▶ **What is asked**
Examine the entries and show every line in which the word "Nestlé" is found.
┏━━
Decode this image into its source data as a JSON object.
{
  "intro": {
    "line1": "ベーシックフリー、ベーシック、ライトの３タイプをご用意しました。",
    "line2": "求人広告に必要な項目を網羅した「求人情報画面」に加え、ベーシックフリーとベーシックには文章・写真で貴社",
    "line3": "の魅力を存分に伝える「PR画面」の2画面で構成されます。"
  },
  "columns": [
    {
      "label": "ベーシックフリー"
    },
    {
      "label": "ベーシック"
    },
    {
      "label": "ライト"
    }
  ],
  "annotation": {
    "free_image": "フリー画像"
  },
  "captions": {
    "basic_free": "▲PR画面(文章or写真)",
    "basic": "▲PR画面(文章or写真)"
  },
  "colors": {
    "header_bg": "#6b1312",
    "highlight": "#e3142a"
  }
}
┗━━
┏━━
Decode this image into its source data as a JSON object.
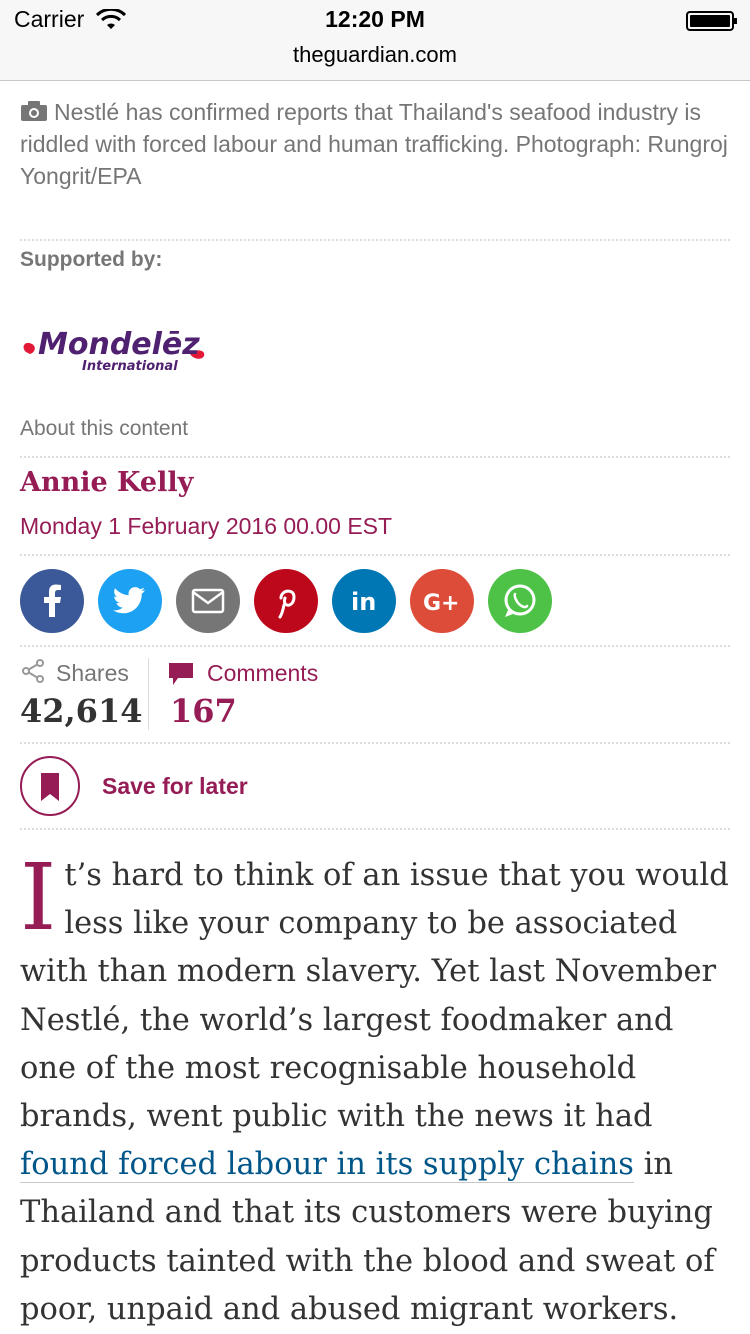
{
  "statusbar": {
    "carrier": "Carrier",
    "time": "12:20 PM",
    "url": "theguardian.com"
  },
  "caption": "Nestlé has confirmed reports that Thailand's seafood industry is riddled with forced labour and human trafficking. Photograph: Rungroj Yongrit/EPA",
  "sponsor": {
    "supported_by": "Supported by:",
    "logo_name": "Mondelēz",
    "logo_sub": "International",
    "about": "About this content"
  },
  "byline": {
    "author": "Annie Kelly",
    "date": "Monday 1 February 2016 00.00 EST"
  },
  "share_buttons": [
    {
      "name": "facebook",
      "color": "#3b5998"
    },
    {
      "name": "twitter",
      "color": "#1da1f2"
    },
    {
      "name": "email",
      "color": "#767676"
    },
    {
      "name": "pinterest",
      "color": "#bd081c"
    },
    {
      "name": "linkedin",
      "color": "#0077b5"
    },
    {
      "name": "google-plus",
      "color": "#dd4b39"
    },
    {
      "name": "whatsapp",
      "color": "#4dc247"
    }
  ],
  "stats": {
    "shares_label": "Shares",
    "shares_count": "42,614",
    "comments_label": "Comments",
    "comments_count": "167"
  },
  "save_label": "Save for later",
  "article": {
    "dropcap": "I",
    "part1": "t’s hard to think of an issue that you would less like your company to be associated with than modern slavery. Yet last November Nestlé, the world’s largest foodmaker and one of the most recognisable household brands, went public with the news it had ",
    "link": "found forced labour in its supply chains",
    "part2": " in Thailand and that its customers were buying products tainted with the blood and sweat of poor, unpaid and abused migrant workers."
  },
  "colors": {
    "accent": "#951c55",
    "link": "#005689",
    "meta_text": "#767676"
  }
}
┗━━
┏━━
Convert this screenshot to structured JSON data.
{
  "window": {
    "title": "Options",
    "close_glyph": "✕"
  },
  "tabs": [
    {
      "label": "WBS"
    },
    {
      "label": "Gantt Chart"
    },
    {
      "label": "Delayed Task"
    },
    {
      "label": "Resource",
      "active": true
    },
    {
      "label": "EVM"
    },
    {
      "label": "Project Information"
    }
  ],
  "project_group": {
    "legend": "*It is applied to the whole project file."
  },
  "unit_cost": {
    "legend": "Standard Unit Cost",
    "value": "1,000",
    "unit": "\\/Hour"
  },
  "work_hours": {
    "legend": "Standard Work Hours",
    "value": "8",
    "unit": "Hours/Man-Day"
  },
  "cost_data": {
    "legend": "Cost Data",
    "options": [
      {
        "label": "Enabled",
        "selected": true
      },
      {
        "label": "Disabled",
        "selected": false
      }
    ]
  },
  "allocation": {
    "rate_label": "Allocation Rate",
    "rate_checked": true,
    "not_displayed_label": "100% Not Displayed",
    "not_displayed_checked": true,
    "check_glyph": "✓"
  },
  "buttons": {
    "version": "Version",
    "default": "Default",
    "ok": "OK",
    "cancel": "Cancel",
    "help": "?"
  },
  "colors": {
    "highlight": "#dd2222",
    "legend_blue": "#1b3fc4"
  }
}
┗━━
▶ **Final result**
  "caption": "Nestlé has confirmed reports that Thailand's seafood industry is riddled with forced labour and human trafficking. Photograph: Rungroj Yongrit/EPA",
    "part1": "t’s hard to think of an issue that you would less like your company to be associated with than modern slavery. Yet last November Nestlé, the world’s largest foodmaker and one of the most recognisable household brands, went public with the news it had ",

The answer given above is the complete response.